- [WHAT YOU WILL DO] Quote each line of the material verbatim, without the pictures.

- [EXCERPTED RECORDS]
☆ ☆ ☆ ☆ ☆ ☆ ☆

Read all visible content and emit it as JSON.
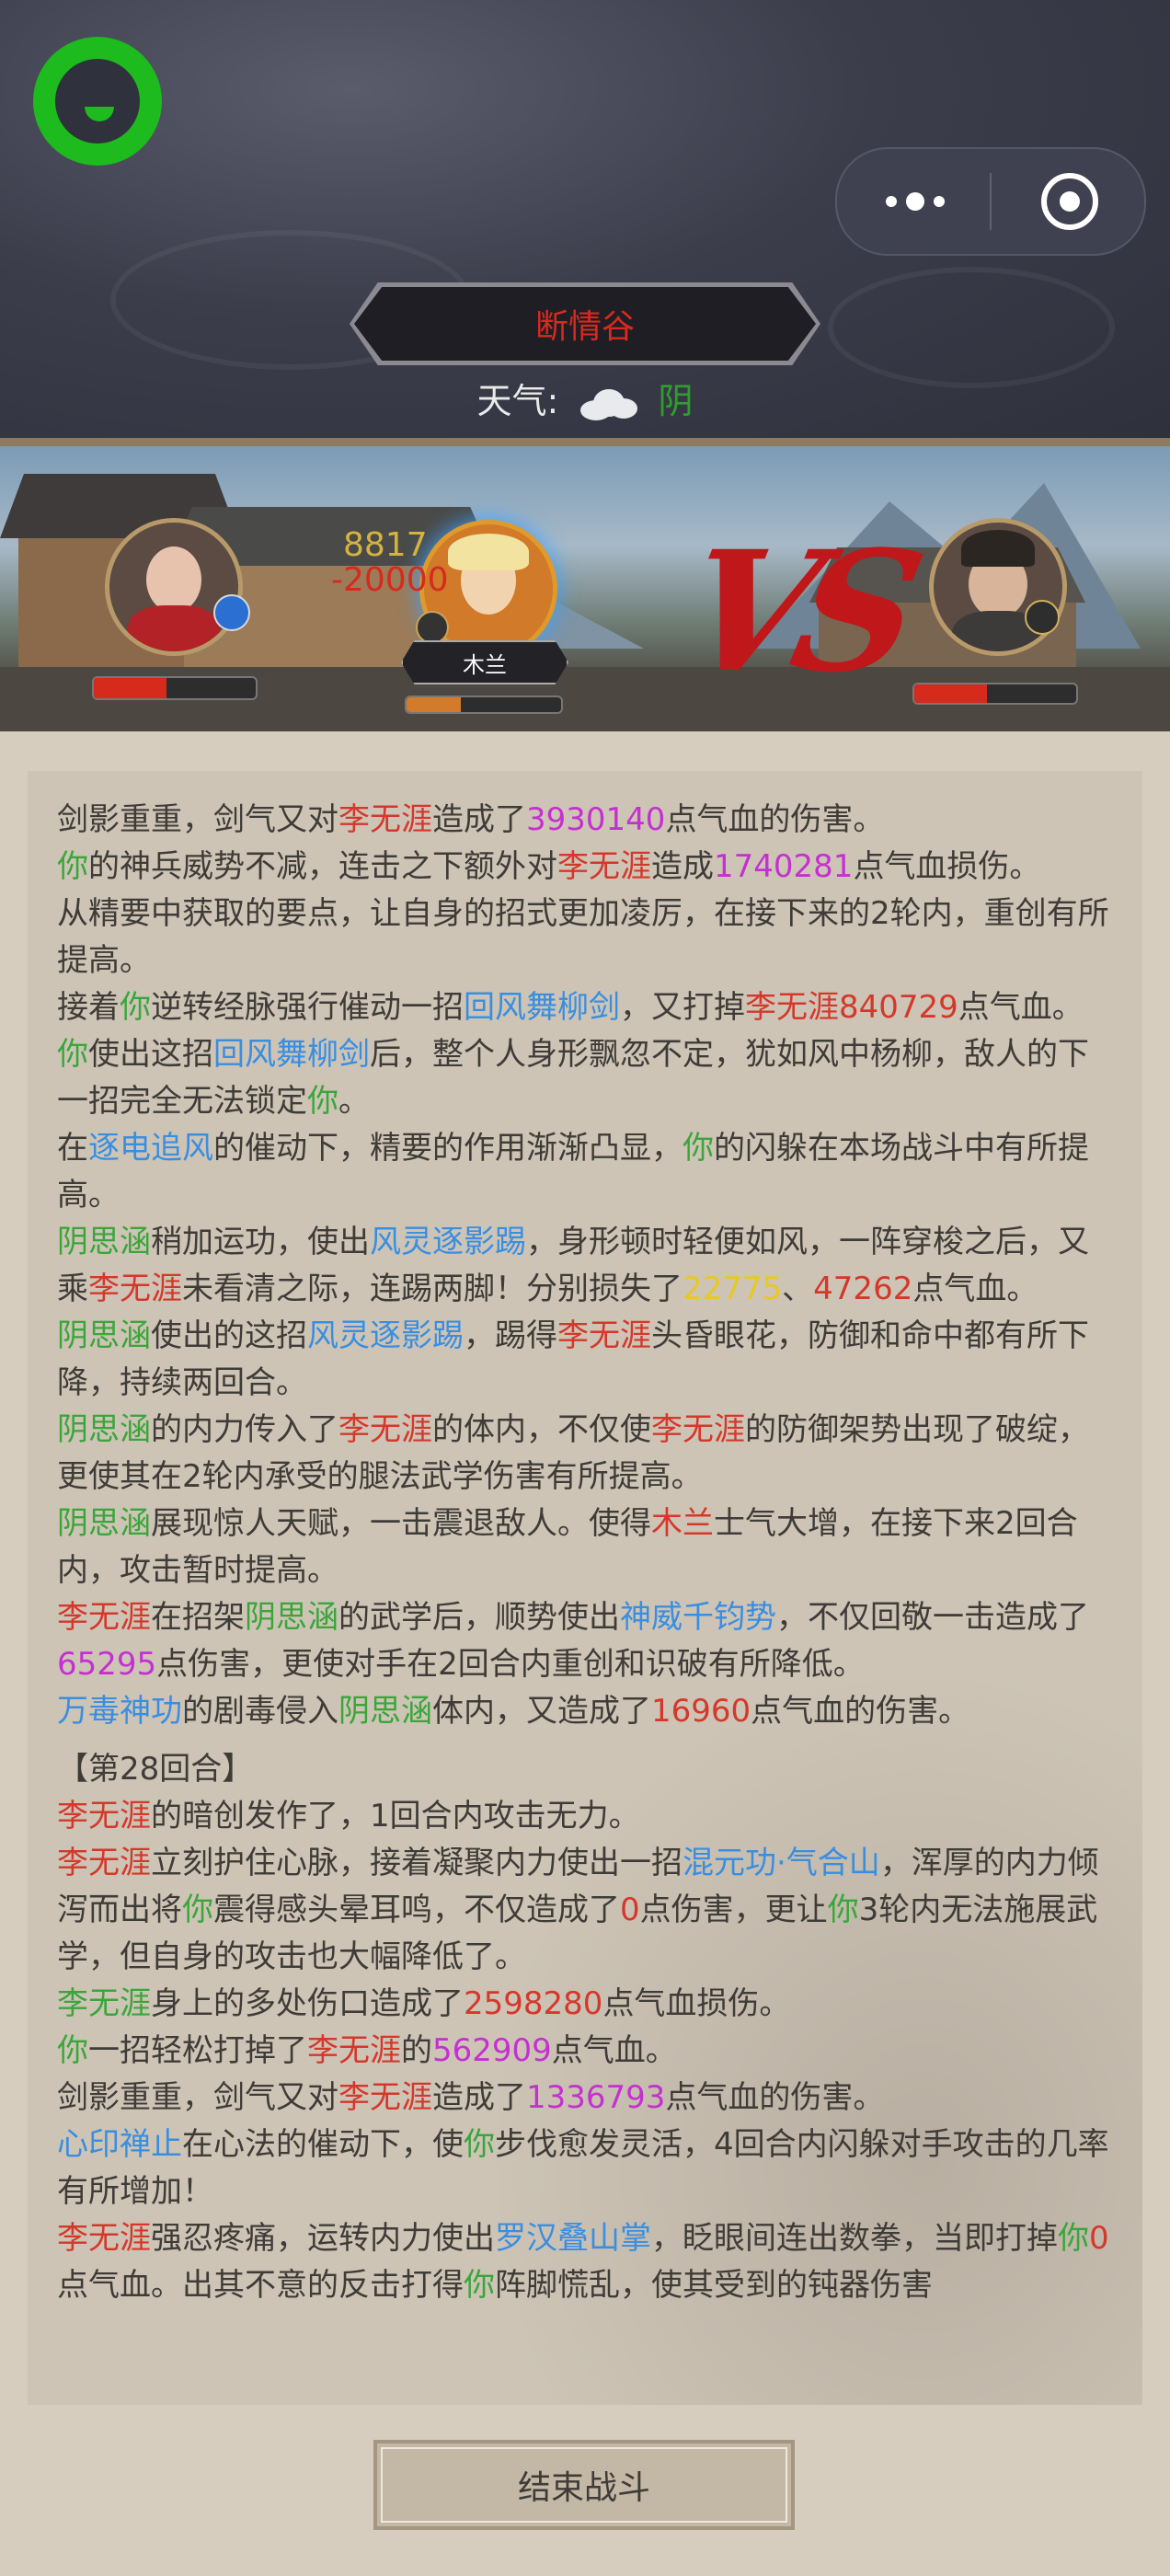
{
  "header": {
    "location": "断情谷",
    "weather_label": "天气:",
    "weather_icon": "cloud-icon",
    "weather_condition": "阴"
  },
  "battle": {
    "damage_top": "8817",
    "damage_bottom": "-20000",
    "ally_name": "木兰",
    "hp": {
      "left": 0.45,
      "ally": 0.35,
      "enemy": 0.45
    }
  },
  "log": [
    [
      {
        "t": "剑影重重，剑气又对"
      },
      {
        "t": "李无涯",
        "c": "n"
      },
      {
        "t": "造成了"
      },
      {
        "t": "3930140",
        "c": "p"
      },
      {
        "t": "点气血的伤害。"
      }
    ],
    [
      {
        "t": "你",
        "c": "g"
      },
      {
        "t": "的神兵威势不减，连击之下额外对"
      },
      {
        "t": "李无涯",
        "c": "n"
      },
      {
        "t": "造成"
      },
      {
        "t": "1740281",
        "c": "p"
      },
      {
        "t": "点气血损伤。"
      }
    ],
    [
      {
        "t": "从精要中获取的要点，让自身的招式更加凌厉，在接下来的2轮内，重创有所提高。"
      }
    ],
    [
      {
        "t": "接着"
      },
      {
        "t": "你",
        "c": "g"
      },
      {
        "t": "逆转经脉强行催动一招"
      },
      {
        "t": "回风舞柳剑",
        "c": "b"
      },
      {
        "t": "，又打掉"
      },
      {
        "t": "李无涯",
        "c": "n"
      },
      {
        "t": "840729",
        "c": "r"
      },
      {
        "t": "点气血。"
      }
    ],
    [
      {
        "t": "你",
        "c": "g"
      },
      {
        "t": "使出这招"
      },
      {
        "t": "回风舞柳剑",
        "c": "b"
      },
      {
        "t": "后，整个人身形飘忽不定，犹如风中杨柳，敌人的下一招完全无法锁定"
      },
      {
        "t": "你",
        "c": "g"
      },
      {
        "t": "。"
      }
    ],
    [
      {
        "t": "在"
      },
      {
        "t": "逐电追风",
        "c": "b"
      },
      {
        "t": "的催动下，精要的作用渐渐凸显，"
      },
      {
        "t": "你",
        "c": "g"
      },
      {
        "t": "的闪躲在本场战斗中有所提高。"
      }
    ],
    [
      {
        "t": "阴思涵",
        "c": "g"
      },
      {
        "t": "稍加运功，使出"
      },
      {
        "t": "风灵逐影踢",
        "c": "b"
      },
      {
        "t": "，身形顿时轻便如风，一阵穿梭之后，又乘"
      },
      {
        "t": "李无涯",
        "c": "n"
      },
      {
        "t": "未看清之际，连踢两脚！分别损失了"
      },
      {
        "t": "22775",
        "c": "y"
      },
      {
        "t": "、"
      },
      {
        "t": "47262",
        "c": "r"
      },
      {
        "t": "点气血。"
      }
    ],
    [
      {
        "t": "阴思涵",
        "c": "g"
      },
      {
        "t": "使出的这招"
      },
      {
        "t": "风灵逐影踢",
        "c": "b"
      },
      {
        "t": "，踢得"
      },
      {
        "t": "李无涯",
        "c": "n"
      },
      {
        "t": "头昏眼花，防御和命中都有所下降，持续两回合。"
      }
    ],
    [
      {
        "t": "阴思涵",
        "c": "g"
      },
      {
        "t": "的内力传入了"
      },
      {
        "t": "李无涯",
        "c": "n"
      },
      {
        "t": "的体内，不仅使"
      },
      {
        "t": "李无涯",
        "c": "n"
      },
      {
        "t": "的防御架势出现了破绽，更使其在2轮内承受的腿法武学伤害有所提高。"
      }
    ],
    [
      {
        "t": "阴思涵",
        "c": "g"
      },
      {
        "t": "展现惊人天赋，一击震退敌人。使得"
      },
      {
        "t": "木兰",
        "c": "n"
      },
      {
        "t": "士气大增，在接下来2回合内，攻击暂时提高。"
      }
    ],
    [
      {
        "t": "李无涯",
        "c": "n"
      },
      {
        "t": "在招架"
      },
      {
        "t": "阴思涵",
        "c": "g"
      },
      {
        "t": "的武学后，顺势使出"
      },
      {
        "t": "神威千钧势",
        "c": "b"
      },
      {
        "t": "，不仅回敬一击造成了"
      },
      {
        "t": "65295",
        "c": "p"
      },
      {
        "t": "点伤害，更使对手在2回合内重创和识破有所降低。"
      }
    ],
    [
      {
        "t": "万毒神功",
        "c": "b"
      },
      {
        "t": "的剧毒侵入"
      },
      {
        "t": "阴思涵",
        "c": "g"
      },
      {
        "t": "体内，又造成了"
      },
      {
        "t": "16960",
        "c": "r"
      },
      {
        "t": "点气血的伤害。"
      }
    ],
    [
      {
        "t": "【第28回合】",
        "round": true
      }
    ],
    [
      {
        "t": "李无涯",
        "c": "n"
      },
      {
        "t": "的暗创发作了，1回合内攻击无力。"
      }
    ],
    [
      {
        "t": "李无涯",
        "c": "n"
      },
      {
        "t": "立刻护住心脉，接着凝聚内力使出一招"
      },
      {
        "t": "混元功·气合山",
        "c": "b"
      },
      {
        "t": "，浑厚的内力倾泻而出将"
      },
      {
        "t": "你",
        "c": "g"
      },
      {
        "t": "震得感头晕耳鸣，不仅造成了"
      },
      {
        "t": "0",
        "c": "r"
      },
      {
        "t": "点伤害，更让"
      },
      {
        "t": "你",
        "c": "g"
      },
      {
        "t": "3轮内无法施展武学，但自身的攻击也大幅降低了。"
      }
    ],
    [
      {
        "t": "李无涯",
        "c": "g"
      },
      {
        "t": "身上的多处伤口造成了"
      },
      {
        "t": "2598280",
        "c": "r"
      },
      {
        "t": "点气血损伤。"
      }
    ],
    [
      {
        "t": "你",
        "c": "g"
      },
      {
        "t": "一招轻松打掉了"
      },
      {
        "t": "李无涯",
        "c": "n"
      },
      {
        "t": "的"
      },
      {
        "t": "562909",
        "c": "p"
      },
      {
        "t": "点气血。"
      }
    ],
    [
      {
        "t": "剑影重重，剑气又对"
      },
      {
        "t": "李无涯",
        "c": "n"
      },
      {
        "t": "造成了"
      },
      {
        "t": "1336793",
        "c": "p"
      },
      {
        "t": "点气血的伤害。"
      }
    ],
    [
      {
        "t": "心印禅止",
        "c": "b"
      },
      {
        "t": "在心法的催动下，使"
      },
      {
        "t": "你",
        "c": "g"
      },
      {
        "t": "步伐愈发灵活，4回合内闪躲对手攻击的几率有所增加！"
      }
    ],
    [
      {
        "t": "李无涯",
        "c": "n"
      },
      {
        "t": "强忍疼痛，运转内力使出"
      },
      {
        "t": "罗汉叠山掌",
        "c": "b"
      },
      {
        "t": "，眨眼间连出数拳，当即打掉"
      },
      {
        "t": "你",
        "c": "g"
      },
      {
        "t": "0",
        "c": "r"
      },
      {
        "t": "点气血。出其不意的反击打得"
      },
      {
        "t": "你",
        "c": "g"
      },
      {
        "t": "阵脚慌乱，使其受到的钝器伤害"
      }
    ]
  ],
  "footer": {
    "end_button": "结束战斗"
  }
}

☆ ☆ ☆ ☆ ☆ ☆ ☆

- [RESULT BELOW]
Read all visible content and emit it as JSON.
{
  "header": {
    "location": "断情谷",
    "weather_label": "天气:",
    "weather_icon": "cloud-icon",
    "weather_condition": "阴"
  },
  "battle": {
    "damage_top": "8817",
    "damage_bottom": "-20000",
    "ally_name": "木兰",
    "hp": {
      "left": 0.45,
      "ally": 0.35,
      "enemy": 0.45
    }
  },
  "log": [
    [
      {
        "t": "剑影重重，剑气又对"
      },
      {
        "t": "李无涯",
        "c": "n"
      },
      {
        "t": "造成了"
      },
      {
        "t": "3930140",
        "c": "p"
      },
      {
        "t": "点气血的伤害。"
      }
    ],
    [
      {
        "t": "你",
        "c": "g"
      },
      {
        "t": "的神兵威势不减，连击之下额外对"
      },
      {
        "t": "李无涯",
        "c": "n"
      },
      {
        "t": "造成"
      },
      {
        "t": "1740281",
        "c": "p"
      },
      {
        "t": "点气血损伤。"
      }
    ],
    [
      {
        "t": "从精要中获取的要点，让自身的招式更加凌厉，在接下来的2轮内，重创有所提高。"
      }
    ],
    [
      {
        "t": "接着"
      },
      {
        "t": "你",
        "c": "g"
      },
      {
        "t": "逆转经脉强行催动一招"
      },
      {
        "t": "回风舞柳剑",
        "c": "b"
      },
      {
        "t": "，又打掉"
      },
      {
        "t": "李无涯",
        "c": "n"
      },
      {
        "t": "840729",
        "c": "r"
      },
      {
        "t": "点气血。"
      }
    ],
    [
      {
        "t": "你",
        "c": "g"
      },
      {
        "t": "使出这招"
      },
      {
        "t": "回风舞柳剑",
        "c": "b"
      },
      {
        "t": "后，整个人身形飘忽不定，犹如风中杨柳，敌人的下一招完全无法锁定"
      },
      {
        "t": "你",
        "c": "g"
      },
      {
        "t": "。"
      }
    ],
    [
      {
        "t": "在"
      },
      {
        "t": "逐电追风",
        "c": "b"
      },
      {
        "t": "的催动下，精要的作用渐渐凸显，"
      },
      {
        "t": "你",
        "c": "g"
      },
      {
        "t": "的闪躲在本场战斗中有所提高。"
      }
    ],
    [
      {
        "t": "阴思涵",
        "c": "g"
      },
      {
        "t": "稍加运功，使出"
      },
      {
        "t": "风灵逐影踢",
        "c": "b"
      },
      {
        "t": "，身形顿时轻便如风，一阵穿梭之后，又乘"
      },
      {
        "t": "李无涯",
        "c": "n"
      },
      {
        "t": "未看清之际，连踢两脚！分别损失了"
      },
      {
        "t": "22775",
        "c": "y"
      },
      {
        "t": "、"
      },
      {
        "t": "47262",
        "c": "r"
      },
      {
        "t": "点气血。"
      }
    ],
    [
      {
        "t": "阴思涵",
        "c": "g"
      },
      {
        "t": "使出的这招"
      },
      {
        "t": "风灵逐影踢",
        "c": "b"
      },
      {
        "t": "，踢得"
      },
      {
        "t": "李无涯",
        "c": "n"
      },
      {
        "t": "头昏眼花，防御和命中都有所下降，持续两回合。"
      }
    ],
    [
      {
        "t": "阴思涵",
        "c": "g"
      },
      {
        "t": "的内力传入了"
      },
      {
        "t": "李无涯",
        "c": "n"
      },
      {
        "t": "的体内，不仅使"
      },
      {
        "t": "李无涯",
        "c": "n"
      },
      {
        "t": "的防御架势出现了破绽，更使其在2轮内承受的腿法武学伤害有所提高。"
      }
    ],
    [
      {
        "t": "阴思涵",
        "c": "g"
      },
      {
        "t": "展现惊人天赋，一击震退敌人。使得"
      },
      {
        "t": "木兰",
        "c": "n"
      },
      {
        "t": "士气大增，在接下来2回合内，攻击暂时提高。"
      }
    ],
    [
      {
        "t": "李无涯",
        "c": "n"
      },
      {
        "t": "在招架"
      },
      {
        "t": "阴思涵",
        "c": "g"
      },
      {
        "t": "的武学后，顺势使出"
      },
      {
        "t": "神威千钧势",
        "c": "b"
      },
      {
        "t": "，不仅回敬一击造成了"
      },
      {
        "t": "65295",
        "c": "p"
      },
      {
        "t": "点伤害，更使对手在2回合内重创和识破有所降低。"
      }
    ],
    [
      {
        "t": "万毒神功",
        "c": "b"
      },
      {
        "t": "的剧毒侵入"
      },
      {
        "t": "阴思涵",
        "c": "g"
      },
      {
        "t": "体内，又造成了"
      },
      {
        "t": "16960",
        "c": "r"
      },
      {
        "t": "点气血的伤害。"
      }
    ],
    [
      {
        "t": "【第28回合】",
        "round": true
      }
    ],
    [
      {
        "t": "李无涯",
        "c": "n"
      },
      {
        "t": "的暗创发作了，1回合内攻击无力。"
      }
    ],
    [
      {
        "t": "李无涯",
        "c": "n"
      },
      {
        "t": "立刻护住心脉，接着凝聚内力使出一招"
      },
      {
        "t": "混元功·气合山",
        "c": "b"
      },
      {
        "t": "，浑厚的内力倾泻而出将"
      },
      {
        "t": "你",
        "c": "g"
      },
      {
        "t": "震得感头晕耳鸣，不仅造成了"
      },
      {
        "t": "0",
        "c": "r"
      },
      {
        "t": "点伤害，更让"
      },
      {
        "t": "你",
        "c": "g"
      },
      {
        "t": "3轮内无法施展武学，但自身的攻击也大幅降低了。"
      }
    ],
    [
      {
        "t": "李无涯",
        "c": "g"
      },
      {
        "t": "身上的多处伤口造成了"
      },
      {
        "t": "2598280",
        "c": "r"
      },
      {
        "t": "点气血损伤。"
      }
    ],
    [
      {
        "t": "你",
        "c": "g"
      },
      {
        "t": "一招轻松打掉了"
      },
      {
        "t": "李无涯",
        "c": "n"
      },
      {
        "t": "的"
      },
      {
        "t": "562909",
        "c": "p"
      },
      {
        "t": "点气血。"
      }
    ],
    [
      {
        "t": "剑影重重，剑气又对"
      },
      {
        "t": "李无涯",
        "c": "n"
      },
      {
        "t": "造成了"
      },
      {
        "t": "1336793",
        "c": "p"
      },
      {
        "t": "点气血的伤害。"
      }
    ],
    [
      {
        "t": "心印禅止",
        "c": "b"
      },
      {
        "t": "在心法的催动下，使"
      },
      {
        "t": "你",
        "c": "g"
      },
      {
        "t": "步伐愈发灵活，4回合内闪躲对手攻击的几率有所增加！"
      }
    ],
    [
      {
        "t": "李无涯",
        "c": "n"
      },
      {
        "t": "强忍疼痛，运转内力使出"
      },
      {
        "t": "罗汉叠山掌",
        "c": "b"
      },
      {
        "t": "，眨眼间连出数拳，当即打掉"
      },
      {
        "t": "你",
        "c": "g"
      },
      {
        "t": "0",
        "c": "r"
      },
      {
        "t": "点气血。出其不意的反击打得"
      },
      {
        "t": "你",
        "c": "g"
      },
      {
        "t": "阵脚慌乱，使其受到的钝器伤害"
      }
    ]
  ],
  "footer": {
    "end_button": "结束战斗"
  }
}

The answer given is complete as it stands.